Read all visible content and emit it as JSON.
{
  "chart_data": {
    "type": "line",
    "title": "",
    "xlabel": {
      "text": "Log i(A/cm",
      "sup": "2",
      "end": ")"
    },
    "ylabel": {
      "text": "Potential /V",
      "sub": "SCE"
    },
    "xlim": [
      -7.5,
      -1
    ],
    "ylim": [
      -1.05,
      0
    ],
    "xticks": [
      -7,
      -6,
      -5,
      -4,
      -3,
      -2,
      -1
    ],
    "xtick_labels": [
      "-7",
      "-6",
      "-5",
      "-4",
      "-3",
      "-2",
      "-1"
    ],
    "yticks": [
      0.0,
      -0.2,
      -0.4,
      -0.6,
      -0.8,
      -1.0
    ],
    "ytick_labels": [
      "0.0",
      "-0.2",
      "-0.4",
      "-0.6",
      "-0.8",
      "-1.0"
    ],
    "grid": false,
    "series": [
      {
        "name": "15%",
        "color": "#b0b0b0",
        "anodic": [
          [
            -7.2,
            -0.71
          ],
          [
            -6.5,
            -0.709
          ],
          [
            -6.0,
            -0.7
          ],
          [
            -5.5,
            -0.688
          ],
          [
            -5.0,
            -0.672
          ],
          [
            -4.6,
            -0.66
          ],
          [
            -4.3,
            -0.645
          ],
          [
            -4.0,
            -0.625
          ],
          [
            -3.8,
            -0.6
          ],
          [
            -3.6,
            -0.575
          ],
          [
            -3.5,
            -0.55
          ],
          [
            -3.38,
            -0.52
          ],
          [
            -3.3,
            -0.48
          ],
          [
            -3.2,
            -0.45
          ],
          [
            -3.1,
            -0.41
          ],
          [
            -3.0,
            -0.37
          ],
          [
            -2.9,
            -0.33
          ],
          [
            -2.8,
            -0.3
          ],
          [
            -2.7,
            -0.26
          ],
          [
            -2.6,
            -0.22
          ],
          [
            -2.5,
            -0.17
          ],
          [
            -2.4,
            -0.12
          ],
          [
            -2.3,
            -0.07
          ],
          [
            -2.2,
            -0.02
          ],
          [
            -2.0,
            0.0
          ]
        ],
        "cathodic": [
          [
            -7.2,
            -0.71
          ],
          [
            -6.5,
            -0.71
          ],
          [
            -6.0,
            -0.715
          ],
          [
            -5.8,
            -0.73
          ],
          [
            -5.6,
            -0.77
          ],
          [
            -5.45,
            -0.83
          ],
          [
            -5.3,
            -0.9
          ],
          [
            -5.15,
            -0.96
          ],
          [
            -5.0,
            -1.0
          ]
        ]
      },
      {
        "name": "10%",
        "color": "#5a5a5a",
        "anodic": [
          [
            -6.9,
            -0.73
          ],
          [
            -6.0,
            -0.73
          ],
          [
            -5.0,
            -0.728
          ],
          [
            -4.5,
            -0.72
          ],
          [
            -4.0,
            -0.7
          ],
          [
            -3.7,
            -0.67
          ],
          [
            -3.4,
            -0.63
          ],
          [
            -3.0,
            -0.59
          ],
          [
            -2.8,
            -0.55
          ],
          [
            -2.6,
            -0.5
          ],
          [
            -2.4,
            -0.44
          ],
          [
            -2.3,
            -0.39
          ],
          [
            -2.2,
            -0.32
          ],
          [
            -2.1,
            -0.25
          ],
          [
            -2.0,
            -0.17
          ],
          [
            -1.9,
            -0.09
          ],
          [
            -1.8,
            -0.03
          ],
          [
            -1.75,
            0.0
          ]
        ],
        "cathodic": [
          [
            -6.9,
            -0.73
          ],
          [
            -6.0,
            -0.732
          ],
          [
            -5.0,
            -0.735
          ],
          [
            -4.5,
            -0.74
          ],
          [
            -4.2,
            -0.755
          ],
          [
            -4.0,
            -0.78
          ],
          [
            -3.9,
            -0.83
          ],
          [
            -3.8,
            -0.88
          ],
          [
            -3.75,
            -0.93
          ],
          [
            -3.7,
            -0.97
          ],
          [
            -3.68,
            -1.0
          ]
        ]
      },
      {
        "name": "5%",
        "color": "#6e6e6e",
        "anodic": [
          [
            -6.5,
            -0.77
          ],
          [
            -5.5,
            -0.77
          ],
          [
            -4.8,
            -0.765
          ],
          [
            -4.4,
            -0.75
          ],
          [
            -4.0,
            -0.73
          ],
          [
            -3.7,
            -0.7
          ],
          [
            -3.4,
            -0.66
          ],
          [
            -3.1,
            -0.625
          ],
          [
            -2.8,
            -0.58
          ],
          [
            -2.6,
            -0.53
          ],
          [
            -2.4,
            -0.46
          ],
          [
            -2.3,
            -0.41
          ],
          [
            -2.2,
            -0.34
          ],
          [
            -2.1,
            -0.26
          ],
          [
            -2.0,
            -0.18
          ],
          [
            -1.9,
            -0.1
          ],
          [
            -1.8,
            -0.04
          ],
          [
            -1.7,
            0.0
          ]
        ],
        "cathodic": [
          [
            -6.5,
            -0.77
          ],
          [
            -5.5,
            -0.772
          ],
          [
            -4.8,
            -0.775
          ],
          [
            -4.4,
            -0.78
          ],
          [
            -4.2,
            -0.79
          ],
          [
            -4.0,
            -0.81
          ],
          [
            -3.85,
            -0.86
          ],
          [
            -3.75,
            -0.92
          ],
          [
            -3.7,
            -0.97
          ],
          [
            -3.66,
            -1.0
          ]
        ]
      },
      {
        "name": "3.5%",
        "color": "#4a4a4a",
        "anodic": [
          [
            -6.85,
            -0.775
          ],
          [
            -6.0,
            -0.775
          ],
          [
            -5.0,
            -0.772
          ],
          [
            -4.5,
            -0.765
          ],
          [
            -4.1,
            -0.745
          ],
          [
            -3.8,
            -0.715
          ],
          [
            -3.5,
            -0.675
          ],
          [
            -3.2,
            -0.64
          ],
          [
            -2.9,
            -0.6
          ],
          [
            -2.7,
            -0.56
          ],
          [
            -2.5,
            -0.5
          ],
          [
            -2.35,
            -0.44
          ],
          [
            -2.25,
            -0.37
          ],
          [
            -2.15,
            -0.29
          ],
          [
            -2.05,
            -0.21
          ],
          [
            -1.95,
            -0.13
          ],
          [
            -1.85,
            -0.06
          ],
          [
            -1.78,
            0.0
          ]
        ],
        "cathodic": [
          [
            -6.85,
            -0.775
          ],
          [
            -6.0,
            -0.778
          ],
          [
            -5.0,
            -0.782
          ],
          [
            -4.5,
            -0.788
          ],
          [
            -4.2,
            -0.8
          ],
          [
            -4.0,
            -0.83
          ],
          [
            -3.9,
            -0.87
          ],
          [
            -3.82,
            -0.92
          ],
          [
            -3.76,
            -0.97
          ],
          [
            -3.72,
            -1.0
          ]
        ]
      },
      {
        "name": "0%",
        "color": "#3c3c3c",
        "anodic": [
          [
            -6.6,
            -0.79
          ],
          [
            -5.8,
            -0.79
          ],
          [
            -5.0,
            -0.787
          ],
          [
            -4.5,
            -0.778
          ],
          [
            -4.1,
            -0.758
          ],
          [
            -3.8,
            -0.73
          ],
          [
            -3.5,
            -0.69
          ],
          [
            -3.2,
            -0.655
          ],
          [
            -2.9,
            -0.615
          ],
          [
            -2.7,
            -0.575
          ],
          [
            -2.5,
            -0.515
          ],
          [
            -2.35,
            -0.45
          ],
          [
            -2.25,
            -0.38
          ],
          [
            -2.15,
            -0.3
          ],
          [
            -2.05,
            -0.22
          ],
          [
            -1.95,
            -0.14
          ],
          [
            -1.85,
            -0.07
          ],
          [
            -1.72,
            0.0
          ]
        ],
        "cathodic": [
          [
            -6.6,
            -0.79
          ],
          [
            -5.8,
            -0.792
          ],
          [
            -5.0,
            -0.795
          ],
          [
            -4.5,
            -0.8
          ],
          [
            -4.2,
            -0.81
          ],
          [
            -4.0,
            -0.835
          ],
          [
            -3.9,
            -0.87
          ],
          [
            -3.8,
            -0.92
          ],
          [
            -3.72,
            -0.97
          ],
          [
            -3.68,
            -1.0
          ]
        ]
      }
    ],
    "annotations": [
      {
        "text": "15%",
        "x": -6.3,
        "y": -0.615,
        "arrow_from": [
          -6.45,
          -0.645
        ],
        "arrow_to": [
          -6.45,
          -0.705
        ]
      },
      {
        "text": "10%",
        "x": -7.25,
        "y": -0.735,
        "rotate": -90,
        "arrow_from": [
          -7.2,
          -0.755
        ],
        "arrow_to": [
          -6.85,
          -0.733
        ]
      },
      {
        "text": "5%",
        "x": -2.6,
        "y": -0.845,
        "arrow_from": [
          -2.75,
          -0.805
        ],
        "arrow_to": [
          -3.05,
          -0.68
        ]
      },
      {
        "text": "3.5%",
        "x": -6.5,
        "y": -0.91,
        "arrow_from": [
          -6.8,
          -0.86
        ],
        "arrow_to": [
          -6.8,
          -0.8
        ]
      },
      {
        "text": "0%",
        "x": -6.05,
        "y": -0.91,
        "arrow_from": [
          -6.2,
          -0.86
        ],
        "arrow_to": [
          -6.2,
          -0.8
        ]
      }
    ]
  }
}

====

• _WHAT TO DO_:
Find each line that has the word "text", then copy it out.

• _EXPECTED ANSWER_:
      "text": "Log i(A/cm",
      "text": "Potential /V",
        "text": "15%",
        "text": "10%",
        "text": "5%",
        "text": "3.5%",
        "text": "0%",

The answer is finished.